__Stated problem__.
Reproduce the records below in their entirety, character for character.

'''

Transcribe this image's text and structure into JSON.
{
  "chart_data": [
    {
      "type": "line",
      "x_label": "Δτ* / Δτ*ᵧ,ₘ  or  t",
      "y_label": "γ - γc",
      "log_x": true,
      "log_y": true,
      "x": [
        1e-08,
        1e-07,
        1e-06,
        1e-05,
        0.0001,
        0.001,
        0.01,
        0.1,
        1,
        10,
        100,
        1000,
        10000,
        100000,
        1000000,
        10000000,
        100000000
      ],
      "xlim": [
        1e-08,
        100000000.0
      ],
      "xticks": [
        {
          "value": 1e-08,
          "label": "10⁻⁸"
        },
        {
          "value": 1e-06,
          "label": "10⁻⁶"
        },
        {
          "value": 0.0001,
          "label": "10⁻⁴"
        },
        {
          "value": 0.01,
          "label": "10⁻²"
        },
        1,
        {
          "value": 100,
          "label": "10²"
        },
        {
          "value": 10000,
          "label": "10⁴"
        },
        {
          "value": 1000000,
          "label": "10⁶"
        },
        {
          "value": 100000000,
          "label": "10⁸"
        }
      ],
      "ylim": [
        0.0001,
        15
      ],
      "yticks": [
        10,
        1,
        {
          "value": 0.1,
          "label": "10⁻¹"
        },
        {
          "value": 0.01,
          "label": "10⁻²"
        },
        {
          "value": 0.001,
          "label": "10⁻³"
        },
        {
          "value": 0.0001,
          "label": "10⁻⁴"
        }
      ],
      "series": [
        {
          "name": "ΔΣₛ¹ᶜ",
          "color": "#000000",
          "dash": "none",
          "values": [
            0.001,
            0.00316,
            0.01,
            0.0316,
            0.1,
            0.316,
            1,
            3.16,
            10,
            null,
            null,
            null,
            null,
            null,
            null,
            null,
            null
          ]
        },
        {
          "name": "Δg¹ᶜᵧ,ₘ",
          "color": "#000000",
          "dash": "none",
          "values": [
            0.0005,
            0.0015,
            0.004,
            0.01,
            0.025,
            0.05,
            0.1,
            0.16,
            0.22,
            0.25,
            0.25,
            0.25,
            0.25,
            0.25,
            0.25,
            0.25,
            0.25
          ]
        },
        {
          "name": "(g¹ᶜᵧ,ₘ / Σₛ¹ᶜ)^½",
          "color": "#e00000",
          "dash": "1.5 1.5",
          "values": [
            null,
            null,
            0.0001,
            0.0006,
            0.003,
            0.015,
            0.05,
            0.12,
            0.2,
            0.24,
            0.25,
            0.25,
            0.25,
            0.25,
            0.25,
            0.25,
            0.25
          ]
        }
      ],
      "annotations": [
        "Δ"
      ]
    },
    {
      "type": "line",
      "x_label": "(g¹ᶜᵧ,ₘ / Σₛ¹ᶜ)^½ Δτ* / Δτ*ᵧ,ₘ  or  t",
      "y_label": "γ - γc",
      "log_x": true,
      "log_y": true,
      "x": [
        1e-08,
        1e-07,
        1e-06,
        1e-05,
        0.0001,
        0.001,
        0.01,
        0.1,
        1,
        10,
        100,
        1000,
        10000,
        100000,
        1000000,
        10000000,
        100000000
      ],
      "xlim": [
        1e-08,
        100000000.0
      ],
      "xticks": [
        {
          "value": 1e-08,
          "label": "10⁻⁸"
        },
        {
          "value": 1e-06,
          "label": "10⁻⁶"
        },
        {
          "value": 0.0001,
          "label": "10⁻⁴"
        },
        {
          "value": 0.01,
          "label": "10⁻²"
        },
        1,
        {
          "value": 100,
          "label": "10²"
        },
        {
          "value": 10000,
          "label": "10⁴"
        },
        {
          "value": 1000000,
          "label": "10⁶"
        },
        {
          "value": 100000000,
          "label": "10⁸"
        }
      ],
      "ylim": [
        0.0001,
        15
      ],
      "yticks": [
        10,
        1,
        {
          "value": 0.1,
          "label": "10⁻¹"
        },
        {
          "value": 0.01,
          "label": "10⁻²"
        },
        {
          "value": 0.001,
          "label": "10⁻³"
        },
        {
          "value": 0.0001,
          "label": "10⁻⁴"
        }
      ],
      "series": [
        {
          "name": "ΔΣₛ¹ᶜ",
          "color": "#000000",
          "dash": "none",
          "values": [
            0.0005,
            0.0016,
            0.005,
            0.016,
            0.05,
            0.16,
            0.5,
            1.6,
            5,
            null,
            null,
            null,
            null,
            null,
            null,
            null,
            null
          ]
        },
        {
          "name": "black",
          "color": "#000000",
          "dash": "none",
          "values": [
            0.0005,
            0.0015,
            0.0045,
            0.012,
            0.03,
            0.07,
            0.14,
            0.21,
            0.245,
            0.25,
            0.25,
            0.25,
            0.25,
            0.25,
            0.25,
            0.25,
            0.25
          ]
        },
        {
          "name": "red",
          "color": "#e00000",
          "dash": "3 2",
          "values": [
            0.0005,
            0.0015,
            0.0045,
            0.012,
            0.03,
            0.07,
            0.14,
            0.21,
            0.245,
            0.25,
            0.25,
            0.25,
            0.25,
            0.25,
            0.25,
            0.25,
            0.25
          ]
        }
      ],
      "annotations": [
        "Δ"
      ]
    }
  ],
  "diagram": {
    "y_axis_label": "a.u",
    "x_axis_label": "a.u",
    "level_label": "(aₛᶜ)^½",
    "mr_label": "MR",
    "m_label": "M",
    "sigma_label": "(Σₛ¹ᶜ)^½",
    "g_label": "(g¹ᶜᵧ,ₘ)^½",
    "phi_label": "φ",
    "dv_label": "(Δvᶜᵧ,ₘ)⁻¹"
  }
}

'''

__Written solution__.
Transcribe this image's text and structure into JSON.
{
  "chart_data": [
    {
      "type": "line",
      "x_label": "Δτ* / Δτ*ᵧ,ₘ  or  t",
      "y_label": "γ - γc",
      "log_x": true,
      "log_y": true,
      "x": [
        1e-08,
        1e-07,
        1e-06,
        1e-05,
        0.0001,
        0.001,
        0.01,
        0.1,
        1,
        10,
        100,
        1000,
        10000,
        100000,
        1000000,
        10000000,
        100000000
      ],
      "xlim": [
        1e-08,
        100000000.0
      ],
      "xticks": [
        {
          "value": 1e-08,
          "label": "10⁻⁸"
        },
        {
          "value": 1e-06,
          "label": "10⁻⁶"
        },
        {
          "value": 0.0001,
          "label": "10⁻⁴"
        },
        {
          "value": 0.01,
          "label": "10⁻²"
        },
        1,
        {
          "value": 100,
          "label": "10²"
        },
        {
          "value": 10000,
          "label": "10⁴"
        },
        {
          "value": 1000000,
          "label": "10⁶"
        },
        {
          "value": 100000000,
          "label": "10⁸"
        }
      ],
      "ylim": [
        0.0001,
        15
      ],
      "yticks": [
        10,
        1,
        {
          "value": 0.1,
          "label": "10⁻¹"
        },
        {
          "value": 0.01,
          "label": "10⁻²"
        },
        {
          "value": 0.001,
          "label": "10⁻³"
        },
        {
          "value": 0.0001,
          "label": "10⁻⁴"
        }
      ],
      "series": [
        {
          "name": "ΔΣₛ¹ᶜ",
          "color": "#000000",
          "dash": "none",
          "values": [
            0.001,
            0.00316,
            0.01,
            0.0316,
            0.1,
            0.316,
            1,
            3.16,
            10,
            null,
            null,
            null,
            null,
            null,
            null,
            null,
            null
          ]
        },
        {
          "name": "Δg¹ᶜᵧ,ₘ",
          "color": "#000000",
          "dash": "none",
          "values": [
            0.0005,
            0.0015,
            0.004,
            0.01,
            0.025,
            0.05,
            0.1,
            0.16,
            0.22,
            0.25,
            0.25,
            0.25,
            0.25,
            0.25,
            0.25,
            0.25,
            0.25
          ]
        },
        {
          "name": "(g¹ᶜᵧ,ₘ / Σₛ¹ᶜ)^½",
          "color": "#e00000",
          "dash": "1.5 1.5",
          "values": [
            null,
            null,
            0.0001,
            0.0006,
            0.003,
            0.015,
            0.05,
            0.12,
            0.2,
            0.24,
            0.25,
            0.25,
            0.25,
            0.25,
            0.25,
            0.25,
            0.25
          ]
        }
      ],
      "annotations": [
        "Δ"
      ]
    },
    {
      "type": "line",
      "x_label": "(g¹ᶜᵧ,ₘ / Σₛ¹ᶜ)^½ Δτ* / Δτ*ᵧ,ₘ  or  t",
      "y_label": "γ - γc",
      "log_x": true,
      "log_y": true,
      "x": [
        1e-08,
        1e-07,
        1e-06,
        1e-05,
        0.0001,
        0.001,
        0.01,
        0.1,
        1,
        10,
        100,
        1000,
        10000,
        100000,
        1000000,
        10000000,
        100000000
      ],
      "xlim": [
        1e-08,
        100000000.0
      ],
      "xticks": [
        {
          "value": 1e-08,
          "label": "10⁻⁸"
        },
        {
          "value": 1e-06,
          "label": "10⁻⁶"
        },
        {
          "value": 0.0001,
          "label": "10⁻⁴"
        },
        {
          "value": 0.01,
          "label": "10⁻²"
        },
        1,
        {
          "value": 100,
          "label": "10²"
        },
        {
          "value": 10000,
          "label": "10⁴"
        },
        {
          "value": 1000000,
          "label": "10⁶"
        },
        {
          "value": 100000000,
          "label": "10⁸"
        }
      ],
      "ylim": [
        0.0001,
        15
      ],
      "yticks": [
        10,
        1,
        {
          "value": 0.1,
          "label": "10⁻¹"
        },
        {
          "value": 0.01,
          "label": "10⁻²"
        },
        {
          "value": 0.001,
          "label": "10⁻³"
        },
        {
          "value": 0.0001,
          "label": "10⁻⁴"
        }
      ],
      "series": [
        {
          "name": "ΔΣₛ¹ᶜ",
          "color": "#000000",
          "dash": "none",
          "values": [
            0.0005,
            0.0016,
            0.005,
            0.016,
            0.05,
            0.16,
            0.5,
            1.6,
            5,
            null,
            null,
            null,
            null,
            null,
            null,
            null,
            null
          ]
        },
        {
          "name": "black",
          "color": "#000000",
          "dash": "none",
          "values": [
            0.0005,
            0.0015,
            0.0045,
            0.012,
            0.03,
            0.07,
            0.14,
            0.21,
            0.245,
            0.25,
            0.25,
            0.25,
            0.25,
            0.25,
            0.25,
            0.25,
            0.25
          ]
        },
        {
          "name": "red",
          "color": "#e00000",
          "dash": "3 2",
          "values": [
            0.0005,
            0.0015,
            0.0045,
            0.012,
            0.03,
            0.07,
            0.14,
            0.21,
            0.245,
            0.25,
            0.25,
            0.25,
            0.25,
            0.25,
            0.25,
            0.25,
            0.25
          ]
        }
      ],
      "annotations": [
        "Δ"
      ]
    }
  ],
  "diagram": {
    "y_axis_label": "a.u",
    "x_axis_label": "a.u",
    "level_label": "(aₛᶜ)^½",
    "mr_label": "MR",
    "m_label": "M",
    "sigma_label": "(Σₛ¹ᶜ)^½",
    "g_label": "(g¹ᶜᵧ,ₘ)^½",
    "phi_label": "φ",
    "dv_label": "(Δvᶜᵧ,ₘ)⁻¹"
  }
}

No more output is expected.